─── Entries shown

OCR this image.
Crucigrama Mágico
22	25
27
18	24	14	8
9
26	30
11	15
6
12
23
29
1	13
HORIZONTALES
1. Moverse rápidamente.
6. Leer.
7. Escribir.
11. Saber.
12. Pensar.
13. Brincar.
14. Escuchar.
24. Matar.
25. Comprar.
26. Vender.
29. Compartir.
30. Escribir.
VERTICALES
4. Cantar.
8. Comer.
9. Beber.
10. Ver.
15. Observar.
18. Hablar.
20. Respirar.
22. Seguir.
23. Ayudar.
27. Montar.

──────

Exercise instructions |
Transcribe all the entries, keeping each one exactly as it is.

Task output |
OCR this image.
Crucigrama Mágico
22	25
27
18	24	14	8
9
26	30
11	15
6
12
23
29
1	13
HORIZONTALES
1. Moverse rápidamente.
6. Leer.
7. Escribir.
11. Saber.
12. Pensar.
13. Brincar.
14. Escuchar.
24. Matar.
25. Comprar.
26. Vender.
29. Compartir.
30. Escribir.
VERTICALES
4. Cantar.
8. Comer.
9. Beber.
10. Ver.
15. Observar.
18. Hablar.
20. Respirar.
22. Seguir.
23. Ayudar.
27. Montar.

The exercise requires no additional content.